__RECORDS FOR PROCESSING__:
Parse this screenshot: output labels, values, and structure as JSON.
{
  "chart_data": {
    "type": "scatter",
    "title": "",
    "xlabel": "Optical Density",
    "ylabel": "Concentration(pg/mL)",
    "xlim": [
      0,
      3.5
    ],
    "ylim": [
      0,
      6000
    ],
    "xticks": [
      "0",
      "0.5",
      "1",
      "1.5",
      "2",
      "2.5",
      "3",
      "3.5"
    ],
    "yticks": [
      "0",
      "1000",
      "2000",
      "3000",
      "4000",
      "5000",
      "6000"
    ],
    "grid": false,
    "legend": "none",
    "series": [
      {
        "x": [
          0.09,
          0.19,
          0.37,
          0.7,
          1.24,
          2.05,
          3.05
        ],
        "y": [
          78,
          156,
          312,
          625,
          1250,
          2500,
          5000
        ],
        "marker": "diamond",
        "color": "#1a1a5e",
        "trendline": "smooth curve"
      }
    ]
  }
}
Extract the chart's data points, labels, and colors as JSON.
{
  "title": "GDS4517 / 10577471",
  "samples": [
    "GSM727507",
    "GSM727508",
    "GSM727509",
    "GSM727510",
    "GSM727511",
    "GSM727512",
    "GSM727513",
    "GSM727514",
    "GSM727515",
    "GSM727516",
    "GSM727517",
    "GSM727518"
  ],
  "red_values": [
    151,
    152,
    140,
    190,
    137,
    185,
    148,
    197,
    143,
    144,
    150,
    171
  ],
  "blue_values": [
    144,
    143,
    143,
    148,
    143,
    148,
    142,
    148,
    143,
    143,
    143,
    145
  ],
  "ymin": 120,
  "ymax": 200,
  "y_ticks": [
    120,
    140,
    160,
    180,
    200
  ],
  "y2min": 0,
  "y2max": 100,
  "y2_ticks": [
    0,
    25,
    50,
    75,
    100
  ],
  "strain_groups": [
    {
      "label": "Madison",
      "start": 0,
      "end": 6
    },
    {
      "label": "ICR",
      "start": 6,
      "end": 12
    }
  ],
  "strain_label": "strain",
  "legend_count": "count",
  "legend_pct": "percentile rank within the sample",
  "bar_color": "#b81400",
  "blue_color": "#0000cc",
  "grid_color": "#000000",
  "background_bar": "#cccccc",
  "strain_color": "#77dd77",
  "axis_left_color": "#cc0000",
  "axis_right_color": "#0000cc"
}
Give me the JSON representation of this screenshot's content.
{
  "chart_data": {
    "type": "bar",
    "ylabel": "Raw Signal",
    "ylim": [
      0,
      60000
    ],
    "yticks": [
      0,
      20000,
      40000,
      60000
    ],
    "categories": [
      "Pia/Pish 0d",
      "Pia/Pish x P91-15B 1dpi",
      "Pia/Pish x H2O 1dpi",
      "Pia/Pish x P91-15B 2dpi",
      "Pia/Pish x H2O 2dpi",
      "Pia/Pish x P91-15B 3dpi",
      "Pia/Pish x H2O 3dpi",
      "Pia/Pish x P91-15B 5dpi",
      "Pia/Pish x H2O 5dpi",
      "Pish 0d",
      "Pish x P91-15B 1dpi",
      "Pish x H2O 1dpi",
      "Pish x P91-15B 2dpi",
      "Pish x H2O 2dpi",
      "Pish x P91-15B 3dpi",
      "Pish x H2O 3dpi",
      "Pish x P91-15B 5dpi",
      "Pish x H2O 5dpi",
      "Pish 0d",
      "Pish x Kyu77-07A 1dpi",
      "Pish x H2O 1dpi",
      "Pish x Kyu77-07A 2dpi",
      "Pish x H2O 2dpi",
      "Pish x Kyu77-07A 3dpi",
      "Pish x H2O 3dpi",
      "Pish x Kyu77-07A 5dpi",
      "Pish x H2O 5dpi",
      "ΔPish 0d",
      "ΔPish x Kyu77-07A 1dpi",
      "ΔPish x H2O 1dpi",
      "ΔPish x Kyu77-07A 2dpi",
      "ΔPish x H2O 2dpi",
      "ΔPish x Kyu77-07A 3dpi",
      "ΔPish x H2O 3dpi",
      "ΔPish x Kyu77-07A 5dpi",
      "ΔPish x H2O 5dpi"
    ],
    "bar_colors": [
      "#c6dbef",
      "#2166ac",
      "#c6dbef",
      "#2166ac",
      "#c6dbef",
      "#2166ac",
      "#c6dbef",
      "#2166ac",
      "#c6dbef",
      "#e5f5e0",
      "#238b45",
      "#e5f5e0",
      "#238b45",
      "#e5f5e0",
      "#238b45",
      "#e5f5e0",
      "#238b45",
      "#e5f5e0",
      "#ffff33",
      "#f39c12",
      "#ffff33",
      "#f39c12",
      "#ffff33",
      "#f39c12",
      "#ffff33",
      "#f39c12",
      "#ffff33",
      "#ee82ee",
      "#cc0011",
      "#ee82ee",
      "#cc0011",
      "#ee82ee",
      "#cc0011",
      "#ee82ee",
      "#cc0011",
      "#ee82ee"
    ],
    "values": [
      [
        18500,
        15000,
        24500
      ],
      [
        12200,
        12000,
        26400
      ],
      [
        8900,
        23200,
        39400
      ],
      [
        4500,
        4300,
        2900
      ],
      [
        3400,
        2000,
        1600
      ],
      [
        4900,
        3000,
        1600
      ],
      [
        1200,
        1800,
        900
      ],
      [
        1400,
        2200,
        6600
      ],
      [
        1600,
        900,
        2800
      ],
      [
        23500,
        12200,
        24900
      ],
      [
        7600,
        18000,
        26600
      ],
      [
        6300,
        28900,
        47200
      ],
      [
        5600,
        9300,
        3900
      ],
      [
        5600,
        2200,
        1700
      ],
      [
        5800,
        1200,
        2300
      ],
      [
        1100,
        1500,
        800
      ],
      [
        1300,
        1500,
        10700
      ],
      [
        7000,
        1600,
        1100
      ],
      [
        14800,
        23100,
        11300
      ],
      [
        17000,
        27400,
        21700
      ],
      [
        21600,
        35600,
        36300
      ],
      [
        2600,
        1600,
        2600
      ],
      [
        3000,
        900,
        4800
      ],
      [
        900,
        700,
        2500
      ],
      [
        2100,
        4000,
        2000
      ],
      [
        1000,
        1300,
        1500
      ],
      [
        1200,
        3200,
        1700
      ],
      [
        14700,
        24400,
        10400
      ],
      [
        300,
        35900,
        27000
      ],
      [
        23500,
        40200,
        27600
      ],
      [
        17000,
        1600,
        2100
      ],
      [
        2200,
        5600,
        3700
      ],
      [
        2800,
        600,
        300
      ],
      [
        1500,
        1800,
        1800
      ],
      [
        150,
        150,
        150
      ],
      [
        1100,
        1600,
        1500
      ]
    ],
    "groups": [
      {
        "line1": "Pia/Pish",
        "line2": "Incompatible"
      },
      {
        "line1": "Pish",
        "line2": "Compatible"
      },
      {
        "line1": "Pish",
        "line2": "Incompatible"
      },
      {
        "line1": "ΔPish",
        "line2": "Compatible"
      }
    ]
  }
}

__TASK DETAILS__:
Return all of the entries exactly as written.

__OUTPUT__:
Parse this screenshot: output labels, values, and structure as JSON.
{
  "chart_data": {
    "type": "scatter",
    "title": "",
    "xlabel": "Optical Density",
    "ylabel": "Concentration(pg/mL)",
    "xlim": [
      0,
      3.5
    ],
    "ylim": [
      0,
      6000
    ],
    "xticks": [
      "0",
      "0.5",
      "1",
      "1.5",
      "2",
      "2.5",
      "3",
      "3.5"
    ],
    "yticks": [
      "0",
      "1000",
      "2000",
      "3000",
      "4000",
      "5000",
      "6000"
    ],
    "grid": false,
    "legend": "none",
    "series": [
      {
        "x": [
          0.09,
          0.19,
          0.37,
          0.7,
          1.24,
          2.05,
          3.05
        ],
        "y": [
          78,
          156,
          312,
          625,
          1250,
          2500,
          5000
        ],
        "marker": "diamond",
        "color": "#1a1a5e",
        "trendline": "smooth curve"
      }
    ]
  }
}
Extract the chart's data points, labels, and colors as JSON.
{
  "title": "GDS4517 / 10577471",
  "samples": [
    "GSM727507",
    "GSM727508",
    "GSM727509",
    "GSM727510",
    "GSM727511",
    "GSM727512",
    "GSM727513",
    "GSM727514",
    "GSM727515",
    "GSM727516",
    "GSM727517",
    "GSM727518"
  ],
  "red_values": [
    151,
    152,
    140,
    190,
    137,
    185,
    148,
    197,
    143,
    144,
    150,
    171
  ],
  "blue_values": [
    144,
    143,
    143,
    148,
    143,
    148,
    142,
    148,
    143,
    143,
    143,
    145
  ],
  "ymin": 120,
  "ymax": 200,
  "y_ticks": [
    120,
    140,
    160,
    180,
    200
  ],
  "y2min": 0,
  "y2max": 100,
  "y2_ticks": [
    0,
    25,
    50,
    75,
    100
  ],
  "strain_groups": [
    {
      "label": "Madison",
      "start": 0,
      "end": 6
    },
    {
      "label": "ICR",
      "start": 6,
      "end": 12
    }
  ],
  "strain_label": "strain",
  "legend_count": "count",
  "legend_pct": "percentile rank within the sample",
  "bar_color": "#b81400",
  "blue_color": "#0000cc",
  "grid_color": "#000000",
  "background_bar": "#cccccc",
  "strain_color": "#77dd77",
  "axis_left_color": "#cc0000",
  "axis_right_color": "#0000cc"
}
Give me the JSON representation of this screenshot's content.
{
  "chart_data": {
    "type": "bar",
    "ylabel": "Raw Signal",
    "ylim": [
      0,
      60000
    ],
    "yticks": [
      0,
      20000,
      40000,
      60000
    ],
    "categories": [
      "Pia/Pish 0d",
      "Pia/Pish x P91-15B 1dpi",
      "Pia/Pish x H2O 1dpi",
      "Pia/Pish x P91-15B 2dpi",
      "Pia/Pish x H2O 2dpi",
      "Pia/Pish x P91-15B 3dpi",
      "Pia/Pish x H2O 3dpi",
      "Pia/Pish x P91-15B 5dpi",
      "Pia/Pish x H2O 5dpi",
      "Pish 0d",
      "Pish x P91-15B 1dpi",
      "Pish x H2O 1dpi",
      "Pish x P91-15B 2dpi",
      "Pish x H2O 2dpi",
      "Pish x P91-15B 3dpi",
      "Pish x H2O 3dpi",
      "Pish x P91-15B 5dpi",
      "Pish x H2O 5dpi",
      "Pish 0d",
      "Pish x Kyu77-07A 1dpi",
      "Pish x H2O 1dpi",
      "Pish x Kyu77-07A 2dpi",
      "Pish x H2O 2dpi",
      "Pish x Kyu77-07A 3dpi",
      "Pish x H2O 3dpi",
      "Pish x Kyu77-07A 5dpi",
      "Pish x H2O 5dpi",
      "ΔPish 0d",
      "ΔPish x Kyu77-07A 1dpi",
      "ΔPish x H2O 1dpi",
      "ΔPish x Kyu77-07A 2dpi",
      "ΔPish x H2O 2dpi",
      "ΔPish x Kyu77-07A 3dpi",
      "ΔPish x H2O 3dpi",
      "ΔPish x Kyu77-07A 5dpi",
      "ΔPish x H2O 5dpi"
    ],
    "bar_colors": [
      "#c6dbef",
      "#2166ac",
      "#c6dbef",
      "#2166ac",
      "#c6dbef",
      "#2166ac",
      "#c6dbef",
      "#2166ac",
      "#c6dbef",
      "#e5f5e0",
      "#238b45",
      "#e5f5e0",
      "#238b45",
      "#e5f5e0",
      "#238b45",
      "#e5f5e0",
      "#238b45",
      "#e5f5e0",
      "#ffff33",
      "#f39c12",
      "#ffff33",
      "#f39c12",
      "#ffff33",
      "#f39c12",
      "#ffff33",
      "#f39c12",
      "#ffff33",
      "#ee82ee",
      "#cc0011",
      "#ee82ee",
      "#cc0011",
      "#ee82ee",
      "#cc0011",
      "#ee82ee",
      "#cc0011",
      "#ee82ee"
    ],
    "values": [
      [
        18500,
        15000,
        24500
      ],
      [
        12200,
        12000,
        26400
      ],
      [
        8900,
        23200,
        39400
      ],
      [
        4500,
        4300,
        2900
      ],
      [
        3400,
        2000,
        1600
      ],
      [
        4900,
        3000,
        1600
      ],
      [
        1200,
        1800,
        900
      ],
      [
        1400,
        2200,
        6600
      ],
      [
        1600,
        900,
        2800
      ],
      [
        23500,
        12200,
        24900
      ],
      [
        7600,
        18000,
        26600
      ],
      [
        6300,
        28900,
        47200
      ],
      [
        5600,
        9300,
        3900
      ],
      [
        5600,
        2200,
        1700
      ],
      [
        5800,
        1200,
        2300
      ],
      [
        1100,
        1500,
        800
      ],
      [
        1300,
        1500,
        10700
      ],
      [
        7000,
        1600,
        1100
      ],
      [
        14800,
        23100,
        11300
      ],
      [
        17000,
        27400,
        21700
      ],
      [
        21600,
        35600,
        36300
      ],
      [
        2600,
        1600,
        2600
      ],
      [
        3000,
        900,
        4800
      ],
      [
        900,
        700,
        2500
      ],
      [
        2100,
        4000,
        2000
      ],
      [
        1000,
        1300,
        1500
      ],
      [
        1200,
        3200,
        1700
      ],
      [
        14700,
        24400,
        10400
      ],
      [
        300,
        35900,
        27000
      ],
      [
        23500,
        40200,
        27600
      ],
      [
        17000,
        1600,
        2100
      ],
      [
        2200,
        5600,
        3700
      ],
      [
        2800,
        600,
        300
      ],
      [
        1500,
        1800,
        1800
      ],
      [
        150,
        150,
        150
      ],
      [
        1100,
        1600,
        1500
      ]
    ],
    "groups": [
      {
        "line1": "Pia/Pish",
        "line2": "Incompatible"
      },
      {
        "line1": "Pish",
        "line2": "Compatible"
      },
      {
        "line1": "Pish",
        "line2": "Incompatible"
      },
      {
        "line1": "ΔPish",
        "line2": "Compatible"
      }
    ]
  }
}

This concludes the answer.